== What you are asked to do ==
Copy all the entries word for word, but omit the pictures.

== Entries provided ==
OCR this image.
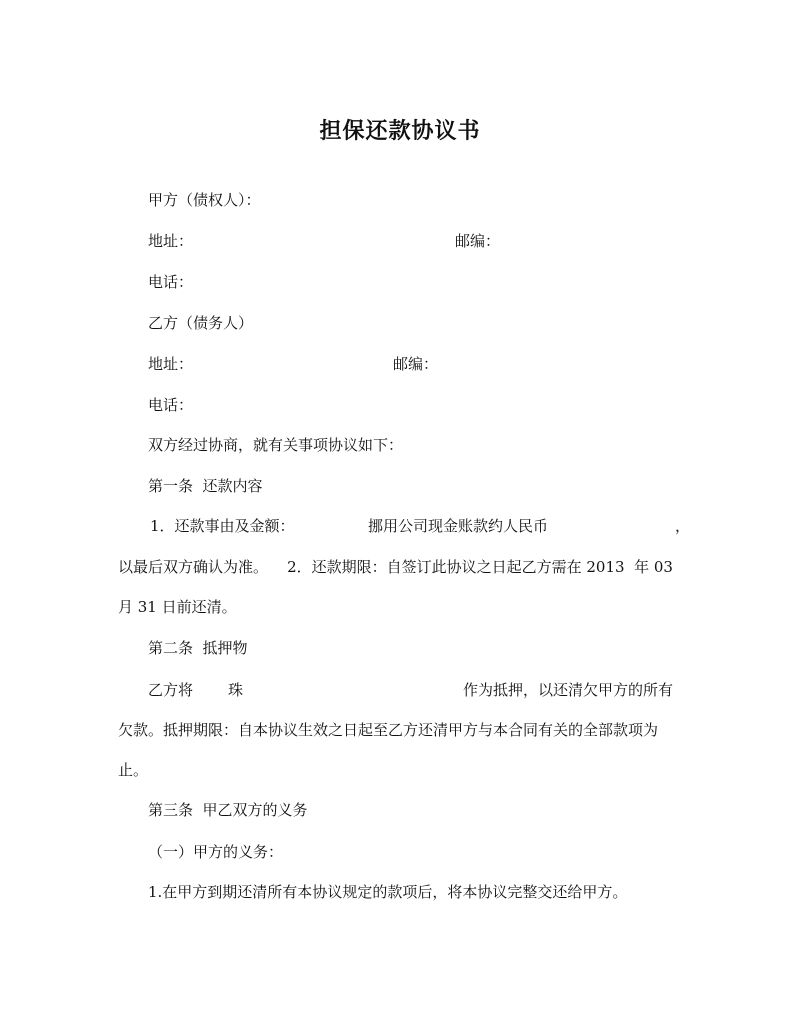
担保还款协议书
甲方（债权人）：
地址：	邮编：
电话：
乙方（债务人）
地址：	邮编：
电话：
双方经过协商，就有关事项协议如下：
第一条  还款内容
1．还款事由及金额：	挪用公司现金账款约人民币	，
以最后双方确认为准。    2．还款期限：自签订此协议之日起乙方需在 2013  年 03
月 31 日前还清。
第二条  抵押物
乙方将 珠	作为抵押，以还清欠甲方的所有
欠款。抵押期限：自本协议生效之日起至乙方还清甲方与本合同有关的全部款项为
止。
第三条  甲乙双方的义务
（一）甲方的义务：
1.在甲方到期还清所有本协议规定的款项后，将本协议完整交还给甲方。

== Task solution ==
OCR this image.
担保还款协议书
甲方（债权人）：
地址：	邮编：
电话：
乙方（债务人）
地址：	邮编：
电话：
双方经过协商，就有关事项协议如下：
第一条  还款内容
1．还款事由及金额：	挪用公司现金账款约人民币	，
以最后双方确认为准。    2．还款期限：自签订此协议之日起乙方需在 2013  年 03
月 31 日前还清。
第二条  抵押物
乙方将 珠	作为抵押，以还清欠甲方的所有
欠款。抵押期限：自本协议生效之日起至乙方还清甲方与本合同有关的全部款项为
止。
第三条  甲乙双方的义务
（一）甲方的义务：
1.在甲方到期还清所有本协议规定的款项后，将本协议完整交还给甲方。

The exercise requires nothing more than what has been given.